Records shown:
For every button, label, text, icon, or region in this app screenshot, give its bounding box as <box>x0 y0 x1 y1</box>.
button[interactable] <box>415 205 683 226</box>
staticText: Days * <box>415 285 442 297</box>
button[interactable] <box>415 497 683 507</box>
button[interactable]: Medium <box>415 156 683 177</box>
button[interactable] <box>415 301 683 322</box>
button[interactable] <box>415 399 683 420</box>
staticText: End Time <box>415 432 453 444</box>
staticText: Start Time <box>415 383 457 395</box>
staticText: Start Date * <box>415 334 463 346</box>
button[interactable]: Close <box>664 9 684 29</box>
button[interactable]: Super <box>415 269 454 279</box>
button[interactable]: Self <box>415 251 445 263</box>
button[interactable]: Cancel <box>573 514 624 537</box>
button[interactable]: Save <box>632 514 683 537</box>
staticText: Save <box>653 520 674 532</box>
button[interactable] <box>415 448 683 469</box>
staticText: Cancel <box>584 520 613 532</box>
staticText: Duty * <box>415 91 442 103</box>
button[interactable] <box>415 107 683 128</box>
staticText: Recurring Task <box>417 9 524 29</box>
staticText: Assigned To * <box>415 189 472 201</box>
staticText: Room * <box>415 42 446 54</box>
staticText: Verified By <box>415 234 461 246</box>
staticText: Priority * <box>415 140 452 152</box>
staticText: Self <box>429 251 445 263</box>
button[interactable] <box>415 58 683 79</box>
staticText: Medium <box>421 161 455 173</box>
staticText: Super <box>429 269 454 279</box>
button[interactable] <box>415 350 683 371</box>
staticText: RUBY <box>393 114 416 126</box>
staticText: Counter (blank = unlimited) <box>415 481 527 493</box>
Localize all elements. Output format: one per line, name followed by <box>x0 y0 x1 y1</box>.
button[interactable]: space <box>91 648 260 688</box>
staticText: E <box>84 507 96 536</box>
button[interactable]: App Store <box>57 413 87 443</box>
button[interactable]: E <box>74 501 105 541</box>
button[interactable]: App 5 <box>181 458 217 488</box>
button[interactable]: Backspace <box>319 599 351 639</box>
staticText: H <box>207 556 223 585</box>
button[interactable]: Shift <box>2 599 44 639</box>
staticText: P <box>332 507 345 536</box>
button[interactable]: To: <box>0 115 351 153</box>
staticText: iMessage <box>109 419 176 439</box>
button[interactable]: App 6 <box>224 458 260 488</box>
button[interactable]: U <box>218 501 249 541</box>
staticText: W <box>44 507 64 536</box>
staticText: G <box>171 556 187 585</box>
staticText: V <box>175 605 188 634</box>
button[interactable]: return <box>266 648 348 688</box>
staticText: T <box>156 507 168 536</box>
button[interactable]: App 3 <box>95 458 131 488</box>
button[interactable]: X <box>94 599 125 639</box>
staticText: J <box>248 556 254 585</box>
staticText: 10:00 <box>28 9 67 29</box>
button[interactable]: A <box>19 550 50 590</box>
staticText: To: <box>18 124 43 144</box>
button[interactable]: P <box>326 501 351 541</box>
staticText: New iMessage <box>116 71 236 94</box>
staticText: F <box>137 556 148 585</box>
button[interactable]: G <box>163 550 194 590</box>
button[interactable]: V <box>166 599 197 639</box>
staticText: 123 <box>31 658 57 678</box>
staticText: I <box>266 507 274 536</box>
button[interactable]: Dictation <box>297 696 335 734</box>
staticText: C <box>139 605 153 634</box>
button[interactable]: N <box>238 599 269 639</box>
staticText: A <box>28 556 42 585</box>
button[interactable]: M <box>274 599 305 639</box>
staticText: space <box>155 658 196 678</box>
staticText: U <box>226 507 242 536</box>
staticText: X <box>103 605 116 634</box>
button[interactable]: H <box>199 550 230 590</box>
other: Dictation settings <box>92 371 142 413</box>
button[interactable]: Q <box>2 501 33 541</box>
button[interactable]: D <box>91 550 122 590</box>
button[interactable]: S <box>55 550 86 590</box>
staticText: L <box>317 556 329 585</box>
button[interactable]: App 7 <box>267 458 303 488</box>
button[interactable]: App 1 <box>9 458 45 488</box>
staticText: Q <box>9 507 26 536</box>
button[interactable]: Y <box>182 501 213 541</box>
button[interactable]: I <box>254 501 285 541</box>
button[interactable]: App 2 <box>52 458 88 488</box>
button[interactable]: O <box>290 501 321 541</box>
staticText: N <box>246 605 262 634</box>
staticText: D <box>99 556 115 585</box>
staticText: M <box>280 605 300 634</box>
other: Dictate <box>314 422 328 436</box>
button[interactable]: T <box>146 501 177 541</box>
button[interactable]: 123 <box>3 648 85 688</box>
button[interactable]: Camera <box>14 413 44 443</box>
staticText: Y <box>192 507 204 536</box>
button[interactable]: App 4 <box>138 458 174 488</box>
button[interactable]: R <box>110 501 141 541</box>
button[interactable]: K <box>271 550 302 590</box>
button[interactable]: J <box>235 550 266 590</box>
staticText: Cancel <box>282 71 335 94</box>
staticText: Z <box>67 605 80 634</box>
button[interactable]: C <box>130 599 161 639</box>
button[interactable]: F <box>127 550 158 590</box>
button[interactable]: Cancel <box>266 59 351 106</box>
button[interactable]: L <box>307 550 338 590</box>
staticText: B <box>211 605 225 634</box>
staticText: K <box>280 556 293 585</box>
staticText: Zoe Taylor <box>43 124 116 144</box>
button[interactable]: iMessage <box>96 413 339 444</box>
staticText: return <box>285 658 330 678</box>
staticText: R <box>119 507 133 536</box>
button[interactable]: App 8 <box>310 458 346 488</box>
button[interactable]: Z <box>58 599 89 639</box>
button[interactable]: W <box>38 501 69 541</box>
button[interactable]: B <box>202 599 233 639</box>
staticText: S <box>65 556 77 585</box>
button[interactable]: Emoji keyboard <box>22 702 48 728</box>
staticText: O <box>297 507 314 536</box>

Exercise instructions:
Reproduce the listing from its start through the line containing "button[interactable] <box>415 399", swapping "screenshot" for "capture" and leaving everything else unchanged.

Solution for this problem:
For every button, label, text, icon, or region in this app capture, give its bounding box as <box>x0 y0 x1 y1</box>.
button[interactable] <box>415 205 683 226</box>
staticText: Days * <box>415 285 442 297</box>
button[interactable] <box>415 497 683 507</box>
button[interactable]: Medium <box>415 156 683 177</box>
button[interactable] <box>415 301 683 322</box>
button[interactable] <box>415 399 683 420</box>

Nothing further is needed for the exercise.